What you need to do:
Only a number is wanted: how many lines in the records below contain "object"?

── Material for this exercise

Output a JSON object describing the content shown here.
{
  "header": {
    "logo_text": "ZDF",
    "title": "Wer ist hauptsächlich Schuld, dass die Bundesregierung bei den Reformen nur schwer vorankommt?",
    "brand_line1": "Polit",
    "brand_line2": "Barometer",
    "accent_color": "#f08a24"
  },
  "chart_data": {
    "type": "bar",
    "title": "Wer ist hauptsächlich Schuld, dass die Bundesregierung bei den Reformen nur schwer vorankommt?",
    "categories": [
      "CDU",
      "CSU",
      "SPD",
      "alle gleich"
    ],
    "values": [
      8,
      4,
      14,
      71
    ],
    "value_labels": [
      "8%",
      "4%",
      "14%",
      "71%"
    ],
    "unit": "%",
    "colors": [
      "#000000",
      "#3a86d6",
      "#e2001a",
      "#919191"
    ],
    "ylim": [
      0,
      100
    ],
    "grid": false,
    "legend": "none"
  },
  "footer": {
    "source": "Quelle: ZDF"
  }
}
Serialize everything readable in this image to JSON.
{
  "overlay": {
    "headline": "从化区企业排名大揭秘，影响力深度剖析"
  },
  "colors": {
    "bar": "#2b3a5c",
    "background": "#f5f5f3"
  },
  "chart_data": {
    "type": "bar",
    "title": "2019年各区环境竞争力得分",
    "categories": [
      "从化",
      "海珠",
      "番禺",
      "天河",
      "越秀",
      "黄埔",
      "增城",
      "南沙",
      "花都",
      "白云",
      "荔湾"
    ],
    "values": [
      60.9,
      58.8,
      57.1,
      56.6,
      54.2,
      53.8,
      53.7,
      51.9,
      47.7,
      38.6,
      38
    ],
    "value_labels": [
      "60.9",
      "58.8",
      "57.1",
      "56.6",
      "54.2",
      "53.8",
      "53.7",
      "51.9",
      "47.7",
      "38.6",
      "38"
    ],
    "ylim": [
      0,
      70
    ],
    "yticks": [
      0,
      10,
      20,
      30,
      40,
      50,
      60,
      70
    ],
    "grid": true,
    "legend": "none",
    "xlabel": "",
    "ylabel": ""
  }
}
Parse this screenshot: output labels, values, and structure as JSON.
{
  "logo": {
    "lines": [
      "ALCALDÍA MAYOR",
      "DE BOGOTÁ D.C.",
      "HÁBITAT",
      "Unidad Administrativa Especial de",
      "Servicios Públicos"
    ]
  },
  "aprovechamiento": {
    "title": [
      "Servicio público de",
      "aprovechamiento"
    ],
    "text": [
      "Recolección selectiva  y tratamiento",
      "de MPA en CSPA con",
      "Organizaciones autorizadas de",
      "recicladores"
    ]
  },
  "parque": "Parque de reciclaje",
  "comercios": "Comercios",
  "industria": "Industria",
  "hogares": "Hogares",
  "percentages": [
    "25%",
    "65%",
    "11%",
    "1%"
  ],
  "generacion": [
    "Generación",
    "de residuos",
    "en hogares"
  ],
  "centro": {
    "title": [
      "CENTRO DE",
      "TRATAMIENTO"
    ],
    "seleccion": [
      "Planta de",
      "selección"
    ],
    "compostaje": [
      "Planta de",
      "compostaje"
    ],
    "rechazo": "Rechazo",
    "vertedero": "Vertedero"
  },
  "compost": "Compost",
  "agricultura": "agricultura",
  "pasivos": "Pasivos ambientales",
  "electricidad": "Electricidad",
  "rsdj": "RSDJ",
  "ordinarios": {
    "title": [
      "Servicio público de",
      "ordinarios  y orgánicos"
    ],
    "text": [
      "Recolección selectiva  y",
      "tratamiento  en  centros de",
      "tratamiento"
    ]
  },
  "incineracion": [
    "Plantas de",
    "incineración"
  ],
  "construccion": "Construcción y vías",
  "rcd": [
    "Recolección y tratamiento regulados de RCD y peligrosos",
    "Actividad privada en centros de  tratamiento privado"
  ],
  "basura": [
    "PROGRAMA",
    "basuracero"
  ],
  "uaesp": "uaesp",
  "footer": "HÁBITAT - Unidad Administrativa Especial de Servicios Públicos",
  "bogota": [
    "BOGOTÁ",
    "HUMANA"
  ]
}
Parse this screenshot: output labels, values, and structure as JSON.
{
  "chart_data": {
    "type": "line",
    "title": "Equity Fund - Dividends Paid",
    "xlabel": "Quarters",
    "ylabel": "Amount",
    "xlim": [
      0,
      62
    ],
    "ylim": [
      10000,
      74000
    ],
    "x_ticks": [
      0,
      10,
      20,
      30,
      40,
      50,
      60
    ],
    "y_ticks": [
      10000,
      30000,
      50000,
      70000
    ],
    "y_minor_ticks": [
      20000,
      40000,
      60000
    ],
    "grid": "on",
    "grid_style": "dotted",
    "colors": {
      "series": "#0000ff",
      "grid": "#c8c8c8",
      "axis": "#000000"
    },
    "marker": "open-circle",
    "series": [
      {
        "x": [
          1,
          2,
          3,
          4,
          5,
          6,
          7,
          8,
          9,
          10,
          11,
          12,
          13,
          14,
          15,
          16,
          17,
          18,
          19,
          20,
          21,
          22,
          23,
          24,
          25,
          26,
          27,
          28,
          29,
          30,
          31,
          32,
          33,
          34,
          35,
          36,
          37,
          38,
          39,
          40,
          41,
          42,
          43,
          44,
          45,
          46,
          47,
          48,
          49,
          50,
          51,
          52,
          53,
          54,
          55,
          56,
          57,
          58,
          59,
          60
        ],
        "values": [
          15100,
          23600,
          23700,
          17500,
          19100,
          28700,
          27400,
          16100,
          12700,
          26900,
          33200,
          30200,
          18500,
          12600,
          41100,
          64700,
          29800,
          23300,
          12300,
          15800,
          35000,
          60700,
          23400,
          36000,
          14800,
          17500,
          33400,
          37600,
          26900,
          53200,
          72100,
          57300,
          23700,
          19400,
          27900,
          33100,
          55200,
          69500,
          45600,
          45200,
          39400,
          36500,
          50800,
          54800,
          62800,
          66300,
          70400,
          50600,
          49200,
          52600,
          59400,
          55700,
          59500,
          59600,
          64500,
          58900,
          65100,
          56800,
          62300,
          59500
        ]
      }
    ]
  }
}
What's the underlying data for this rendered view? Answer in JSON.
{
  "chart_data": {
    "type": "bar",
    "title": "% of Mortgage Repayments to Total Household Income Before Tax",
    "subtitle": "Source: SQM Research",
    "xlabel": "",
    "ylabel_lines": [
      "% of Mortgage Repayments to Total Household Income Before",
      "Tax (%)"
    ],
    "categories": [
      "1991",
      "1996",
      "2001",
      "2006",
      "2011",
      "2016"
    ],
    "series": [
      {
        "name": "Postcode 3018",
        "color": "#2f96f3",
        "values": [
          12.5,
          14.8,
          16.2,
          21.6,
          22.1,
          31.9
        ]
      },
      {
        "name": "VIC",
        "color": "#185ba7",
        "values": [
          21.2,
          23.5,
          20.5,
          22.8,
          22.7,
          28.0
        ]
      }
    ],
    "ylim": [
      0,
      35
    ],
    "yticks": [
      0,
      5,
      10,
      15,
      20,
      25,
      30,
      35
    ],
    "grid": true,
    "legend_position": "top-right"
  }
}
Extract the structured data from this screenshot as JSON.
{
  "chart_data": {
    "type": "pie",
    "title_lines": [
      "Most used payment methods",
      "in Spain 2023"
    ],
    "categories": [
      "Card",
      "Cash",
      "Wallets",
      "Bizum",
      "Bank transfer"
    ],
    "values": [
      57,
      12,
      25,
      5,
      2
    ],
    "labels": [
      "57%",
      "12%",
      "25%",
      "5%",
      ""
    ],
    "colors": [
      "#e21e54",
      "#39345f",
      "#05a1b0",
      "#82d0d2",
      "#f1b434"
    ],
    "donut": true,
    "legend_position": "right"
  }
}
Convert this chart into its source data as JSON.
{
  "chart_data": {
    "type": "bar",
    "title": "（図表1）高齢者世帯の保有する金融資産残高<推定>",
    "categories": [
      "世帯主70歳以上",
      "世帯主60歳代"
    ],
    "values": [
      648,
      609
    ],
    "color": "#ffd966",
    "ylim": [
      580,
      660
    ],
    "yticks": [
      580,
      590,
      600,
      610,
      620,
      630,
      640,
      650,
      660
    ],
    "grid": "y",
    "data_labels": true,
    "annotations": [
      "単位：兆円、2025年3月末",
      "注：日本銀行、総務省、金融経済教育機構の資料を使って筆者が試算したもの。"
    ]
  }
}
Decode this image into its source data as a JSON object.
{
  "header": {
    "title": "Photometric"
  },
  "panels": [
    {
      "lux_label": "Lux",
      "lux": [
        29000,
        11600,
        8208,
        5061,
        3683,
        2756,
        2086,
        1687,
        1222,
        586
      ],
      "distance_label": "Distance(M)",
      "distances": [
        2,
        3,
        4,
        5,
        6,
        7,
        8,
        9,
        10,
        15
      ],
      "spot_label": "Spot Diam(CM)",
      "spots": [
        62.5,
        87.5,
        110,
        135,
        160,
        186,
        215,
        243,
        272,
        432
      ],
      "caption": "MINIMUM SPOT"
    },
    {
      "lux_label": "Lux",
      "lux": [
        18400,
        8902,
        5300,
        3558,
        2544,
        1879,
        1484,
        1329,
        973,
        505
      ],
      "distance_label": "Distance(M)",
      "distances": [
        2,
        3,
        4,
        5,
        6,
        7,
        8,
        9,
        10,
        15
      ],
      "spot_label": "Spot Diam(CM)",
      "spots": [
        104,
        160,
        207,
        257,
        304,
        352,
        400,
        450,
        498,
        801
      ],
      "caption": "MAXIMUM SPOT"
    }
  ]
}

────

Answer to this problem:
2